___ RECORD LIST ___

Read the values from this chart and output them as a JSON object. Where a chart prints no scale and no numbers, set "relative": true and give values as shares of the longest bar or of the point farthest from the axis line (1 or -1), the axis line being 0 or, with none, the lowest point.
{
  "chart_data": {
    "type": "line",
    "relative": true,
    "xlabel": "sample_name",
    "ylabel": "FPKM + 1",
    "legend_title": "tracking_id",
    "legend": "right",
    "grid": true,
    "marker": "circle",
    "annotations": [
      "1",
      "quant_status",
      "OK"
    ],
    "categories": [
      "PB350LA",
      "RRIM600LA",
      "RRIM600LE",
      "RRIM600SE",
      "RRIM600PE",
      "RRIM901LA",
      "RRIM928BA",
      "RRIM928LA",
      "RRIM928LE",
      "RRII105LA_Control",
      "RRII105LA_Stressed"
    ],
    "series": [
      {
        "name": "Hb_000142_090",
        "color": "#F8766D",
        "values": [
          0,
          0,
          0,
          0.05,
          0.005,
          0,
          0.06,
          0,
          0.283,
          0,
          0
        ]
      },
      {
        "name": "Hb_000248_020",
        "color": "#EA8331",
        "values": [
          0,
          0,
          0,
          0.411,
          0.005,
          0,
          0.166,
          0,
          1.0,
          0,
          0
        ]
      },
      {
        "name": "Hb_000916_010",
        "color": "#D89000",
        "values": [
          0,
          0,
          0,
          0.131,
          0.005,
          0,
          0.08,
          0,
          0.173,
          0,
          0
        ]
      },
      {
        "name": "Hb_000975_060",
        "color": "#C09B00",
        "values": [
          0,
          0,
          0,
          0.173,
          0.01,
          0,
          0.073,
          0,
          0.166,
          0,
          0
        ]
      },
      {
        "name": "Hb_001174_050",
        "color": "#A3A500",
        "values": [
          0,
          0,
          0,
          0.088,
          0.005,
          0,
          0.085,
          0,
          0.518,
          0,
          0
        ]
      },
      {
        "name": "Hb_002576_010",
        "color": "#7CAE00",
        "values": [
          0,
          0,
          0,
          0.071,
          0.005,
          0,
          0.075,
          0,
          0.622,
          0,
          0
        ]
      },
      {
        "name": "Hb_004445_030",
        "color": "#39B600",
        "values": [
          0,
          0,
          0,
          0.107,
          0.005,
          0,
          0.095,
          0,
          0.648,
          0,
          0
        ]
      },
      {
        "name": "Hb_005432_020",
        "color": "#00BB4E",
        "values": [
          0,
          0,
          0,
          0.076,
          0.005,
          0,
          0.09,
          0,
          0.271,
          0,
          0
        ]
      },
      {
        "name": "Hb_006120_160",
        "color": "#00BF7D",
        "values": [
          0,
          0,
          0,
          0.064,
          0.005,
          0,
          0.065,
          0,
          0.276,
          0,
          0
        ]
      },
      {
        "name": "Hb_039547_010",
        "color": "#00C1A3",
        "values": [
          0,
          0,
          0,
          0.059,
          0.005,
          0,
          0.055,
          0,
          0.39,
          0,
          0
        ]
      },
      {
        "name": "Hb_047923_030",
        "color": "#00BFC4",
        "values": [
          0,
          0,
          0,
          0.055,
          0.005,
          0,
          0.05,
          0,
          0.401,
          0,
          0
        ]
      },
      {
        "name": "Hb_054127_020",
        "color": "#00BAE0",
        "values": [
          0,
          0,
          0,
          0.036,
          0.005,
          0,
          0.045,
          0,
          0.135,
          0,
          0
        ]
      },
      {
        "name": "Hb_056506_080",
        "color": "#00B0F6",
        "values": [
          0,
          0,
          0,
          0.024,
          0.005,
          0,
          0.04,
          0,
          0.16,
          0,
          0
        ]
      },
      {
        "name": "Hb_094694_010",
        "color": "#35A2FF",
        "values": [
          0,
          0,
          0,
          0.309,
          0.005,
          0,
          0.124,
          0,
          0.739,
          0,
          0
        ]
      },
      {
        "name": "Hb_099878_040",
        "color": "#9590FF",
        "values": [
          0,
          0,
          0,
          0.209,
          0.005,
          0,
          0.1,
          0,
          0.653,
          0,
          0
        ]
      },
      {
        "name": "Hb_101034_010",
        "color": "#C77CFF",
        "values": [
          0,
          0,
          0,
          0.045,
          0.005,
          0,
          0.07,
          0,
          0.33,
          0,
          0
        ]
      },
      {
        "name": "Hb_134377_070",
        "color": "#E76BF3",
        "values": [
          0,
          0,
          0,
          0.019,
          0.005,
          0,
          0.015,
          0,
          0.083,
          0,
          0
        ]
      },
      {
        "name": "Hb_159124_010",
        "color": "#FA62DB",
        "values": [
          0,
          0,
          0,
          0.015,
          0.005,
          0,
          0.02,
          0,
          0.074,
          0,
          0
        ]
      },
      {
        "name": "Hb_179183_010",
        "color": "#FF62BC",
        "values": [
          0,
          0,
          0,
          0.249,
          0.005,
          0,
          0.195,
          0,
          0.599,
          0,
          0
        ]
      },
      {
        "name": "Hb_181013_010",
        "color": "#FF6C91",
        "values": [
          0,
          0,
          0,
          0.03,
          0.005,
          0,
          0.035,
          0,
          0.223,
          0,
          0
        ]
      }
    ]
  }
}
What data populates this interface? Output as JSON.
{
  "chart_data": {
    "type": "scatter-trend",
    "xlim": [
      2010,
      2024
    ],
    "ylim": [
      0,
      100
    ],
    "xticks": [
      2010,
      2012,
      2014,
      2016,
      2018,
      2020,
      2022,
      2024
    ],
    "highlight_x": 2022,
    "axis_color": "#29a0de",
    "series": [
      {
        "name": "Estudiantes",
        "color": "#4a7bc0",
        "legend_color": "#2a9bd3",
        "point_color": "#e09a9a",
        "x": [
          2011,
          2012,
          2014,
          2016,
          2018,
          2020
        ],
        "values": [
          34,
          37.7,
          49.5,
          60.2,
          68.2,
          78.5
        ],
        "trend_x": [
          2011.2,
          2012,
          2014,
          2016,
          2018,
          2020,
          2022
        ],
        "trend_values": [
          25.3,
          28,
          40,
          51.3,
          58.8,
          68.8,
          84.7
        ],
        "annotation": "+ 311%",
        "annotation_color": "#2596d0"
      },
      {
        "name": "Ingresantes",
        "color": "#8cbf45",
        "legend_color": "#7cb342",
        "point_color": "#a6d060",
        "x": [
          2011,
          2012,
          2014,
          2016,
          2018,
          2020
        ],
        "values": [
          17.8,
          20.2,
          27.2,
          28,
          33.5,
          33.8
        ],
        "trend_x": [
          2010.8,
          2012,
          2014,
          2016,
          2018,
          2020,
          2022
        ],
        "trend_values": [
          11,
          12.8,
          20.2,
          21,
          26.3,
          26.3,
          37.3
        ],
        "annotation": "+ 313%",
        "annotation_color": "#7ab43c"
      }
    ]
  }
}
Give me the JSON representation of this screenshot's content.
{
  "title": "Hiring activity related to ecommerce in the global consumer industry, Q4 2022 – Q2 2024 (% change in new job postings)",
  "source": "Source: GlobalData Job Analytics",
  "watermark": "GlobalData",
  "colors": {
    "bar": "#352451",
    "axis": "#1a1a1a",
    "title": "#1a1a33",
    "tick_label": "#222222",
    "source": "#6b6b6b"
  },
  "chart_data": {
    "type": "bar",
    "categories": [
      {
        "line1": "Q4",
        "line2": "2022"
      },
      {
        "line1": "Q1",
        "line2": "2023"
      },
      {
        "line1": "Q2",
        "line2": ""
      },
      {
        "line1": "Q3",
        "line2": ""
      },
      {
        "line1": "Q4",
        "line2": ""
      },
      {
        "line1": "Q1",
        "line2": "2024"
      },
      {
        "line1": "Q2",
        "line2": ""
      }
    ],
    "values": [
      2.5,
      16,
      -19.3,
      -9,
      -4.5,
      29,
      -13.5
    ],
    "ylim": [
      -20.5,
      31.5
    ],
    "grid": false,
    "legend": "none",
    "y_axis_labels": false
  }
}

___

• [REQUIREMENTS] Reproduce the material above, every line of it, exactly.

• [REPLY TO THE EXERCISE]
Read the values from this chart and output them as a JSON object. Where a chart prints no scale and no numbers, set "relative": true and give values as shares of the longest bar or of the point farthest from the axis line (1 or -1), the axis line being 0 or, with none, the lowest point.
{
  "chart_data": {
    "type": "line",
    "relative": true,
    "xlabel": "sample_name",
    "ylabel": "FPKM + 1",
    "legend_title": "tracking_id",
    "legend": "right",
    "grid": true,
    "marker": "circle",
    "annotations": [
      "1",
      "quant_status",
      "OK"
    ],
    "categories": [
      "PB350LA",
      "RRIM600LA",
      "RRIM600LE",
      "RRIM600SE",
      "RRIM600PE",
      "RRIM901LA",
      "RRIM928BA",
      "RRIM928LA",
      "RRIM928LE",
      "RRII105LA_Control",
      "RRII105LA_Stressed"
    ],
    "series": [
      {
        "name": "Hb_000142_090",
        "color": "#F8766D",
        "values": [
          0,
          0,
          0,
          0.05,
          0.005,
          0,
          0.06,
          0,
          0.283,
          0,
          0
        ]
      },
      {
        "name": "Hb_000248_020",
        "color": "#EA8331",
        "values": [
          0,
          0,
          0,
          0.411,
          0.005,
          0,
          0.166,
          0,
          1.0,
          0,
          0
        ]
      },
      {
        "name": "Hb_000916_010",
        "color": "#D89000",
        "values": [
          0,
          0,
          0,
          0.131,
          0.005,
          0,
          0.08,
          0,
          0.173,
          0,
          0
        ]
      },
      {
        "name": "Hb_000975_060",
        "color": "#C09B00",
        "values": [
          0,
          0,
          0,
          0.173,
          0.01,
          0,
          0.073,
          0,
          0.166,
          0,
          0
        ]
      },
      {
        "name": "Hb_001174_050",
        "color": "#A3A500",
        "values": [
          0,
          0,
          0,
          0.088,
          0.005,
          0,
          0.085,
          0,
          0.518,
          0,
          0
        ]
      },
      {
        "name": "Hb_002576_010",
        "color": "#7CAE00",
        "values": [
          0,
          0,
          0,
          0.071,
          0.005,
          0,
          0.075,
          0,
          0.622,
          0,
          0
        ]
      },
      {
        "name": "Hb_004445_030",
        "color": "#39B600",
        "values": [
          0,
          0,
          0,
          0.107,
          0.005,
          0,
          0.095,
          0,
          0.648,
          0,
          0
        ]
      },
      {
        "name": "Hb_005432_020",
        "color": "#00BB4E",
        "values": [
          0,
          0,
          0,
          0.076,
          0.005,
          0,
          0.09,
          0,
          0.271,
          0,
          0
        ]
      },
      {
        "name": "Hb_006120_160",
        "color": "#00BF7D",
        "values": [
          0,
          0,
          0,
          0.064,
          0.005,
          0,
          0.065,
          0,
          0.276,
          0,
          0
        ]
      },
      {
        "name": "Hb_039547_010",
        "color": "#00C1A3",
        "values": [
          0,
          0,
          0,
          0.059,
          0.005,
          0,
          0.055,
          0,
          0.39,
          0,
          0
        ]
      },
      {
        "name": "Hb_047923_030",
        "color": "#00BFC4",
        "values": [
          0,
          0,
          0,
          0.055,
          0.005,
          0,
          0.05,
          0,
          0.401,
          0,
          0
        ]
      },
      {
        "name": "Hb_054127_020",
        "color": "#00BAE0",
        "values": [
          0,
          0,
          0,
          0.036,
          0.005,
          0,
          0.045,
          0,
          0.135,
          0,
          0
        ]
      },
      {
        "name": "Hb_056506_080",
        "color": "#00B0F6",
        "values": [
          0,
          0,
          0,
          0.024,
          0.005,
          0,
          0.04,
          0,
          0.16,
          0,
          0
        ]
      },
      {
        "name": "Hb_094694_010",
        "color": "#35A2FF",
        "values": [
          0,
          0,
          0,
          0.309,
          0.005,
          0,
          0.124,
          0,
          0.739,
          0,
          0
        ]
      },
      {
        "name": "Hb_099878_040",
        "color": "#9590FF",
        "values": [
          0,
          0,
          0,
          0.209,
          0.005,
          0,
          0.1,
          0,
          0.653,
          0,
          0
        ]
      },
      {
        "name": "Hb_101034_010",
        "color": "#C77CFF",
        "values": [
          0,
          0,
          0,
          0.045,
          0.005,
          0,
          0.07,
          0,
          0.33,
          0,
          0
        ]
      },
      {
        "name": "Hb_134377_070",
        "color": "#E76BF3",
        "values": [
          0,
          0,
          0,
          0.019,
          0.005,
          0,
          0.015,
          0,
          0.083,
          0,
          0
        ]
      },
      {
        "name": "Hb_159124_010",
        "color": "#FA62DB",
        "values": [
          0,
          0,
          0,
          0.015,
          0.005,
          0,
          0.02,
          0,
          0.074,
          0,
          0
        ]
      },
      {
        "name": "Hb_179183_010",
        "color": "#FF62BC",
        "values": [
          0,
          0,
          0,
          0.249,
          0.005,
          0,
          0.195,
          0,
          0.599,
          0,
          0
        ]
      },
      {
        "name": "Hb_181013_010",
        "color": "#FF6C91",
        "values": [
          0,
          0,
          0,
          0.03,
          0.005,
          0,
          0.035,
          0,
          0.223,
          0,
          0
        ]
      }
    ]
  }
}
What data populates this interface? Output as JSON.
{
  "chart_data": {
    "type": "scatter-trend",
    "xlim": [
      2010,
      2024
    ],
    "ylim": [
      0,
      100
    ],
    "xticks": [
      2010,
      2012,
      2014,
      2016,
      2018,
      2020,
      2022,
      2024
    ],
    "highlight_x": 2022,
    "axis_color": "#29a0de",
    "series": [
      {
        "name": "Estudiantes",
        "color": "#4a7bc0",
        "legend_color": "#2a9bd3",
        "point_color": "#e09a9a",
        "x": [
          2011,
          2012,
          2014,
          2016,
          2018,
          2020
        ],
        "values": [
          34,
          37.7,
          49.5,
          60.2,
          68.2,
          78.5
        ],
        "trend_x": [
          2011.2,
          2012,
          2014,
          2016,
          2018,
          2020,
          2022
        ],
        "trend_values": [
          25.3,
          28,
          40,
          51.3,
          58.8,
          68.8,
          84.7
        ],
        "annotation": "+ 311%",
        "annotation_color": "#2596d0"
      },
      {
        "name": "Ingresantes",
        "color": "#8cbf45",
        "legend_color": "#7cb342",
        "point_color": "#a6d060",
        "x": [
          2011,
          2012,
          2014,
          2016,
          2018,
          2020
        ],
        "values": [
          17.8,
          20.2,
          27.2,
          28,
          33.5,
          33.8
        ],
        "trend_x": [
          2010.8,
          2012,
          2014,
          2016,
          2018,
          2020,
          2022
        ],
        "trend_values": [
          11,
          12.8,
          20.2,
          21,
          26.3,
          26.3,
          37.3
        ],
        "annotation": "+ 313%",
        "annotation_color": "#7ab43c"
      }
    ]
  }
}
Give me the JSON representation of this screenshot's content.
{
  "title": "Hiring activity related to ecommerce in the global consumer industry, Q4 2022 – Q2 2024 (% change in new job postings)",
  "source": "Source: GlobalData Job Analytics",
  "watermark": "GlobalData",
  "colors": {
    "bar": "#352451",
    "axis": "#1a1a1a",
    "title": "#1a1a33",
    "tick_label": "#222222",
    "source": "#6b6b6b"
  },
  "chart_data": {
    "type": "bar",
    "categories": [
      {
        "line1": "Q4",
        "line2": "2022"
      },
      {
        "line1": "Q1",
        "line2": "2023"
      },
      {
        "line1": "Q2",
        "line2": ""
      },
      {
        "line1": "Q3",
        "line2": ""
      },
      {
        "line1": "Q4",
        "line2": ""
      },
      {
        "line1": "Q1",
        "line2": "2024"
      },
      {
        "line1": "Q2",
        "line2": ""
      }
    ],
    "values": [
      2.5,
      16,
      -19.3,
      -9,
      -4.5,
      29,
      -13.5
    ],
    "ylim": [
      -20.5,
      31.5
    ],
    "grid": false,
    "legend": "none",
    "y_axis_labels": false
  }
}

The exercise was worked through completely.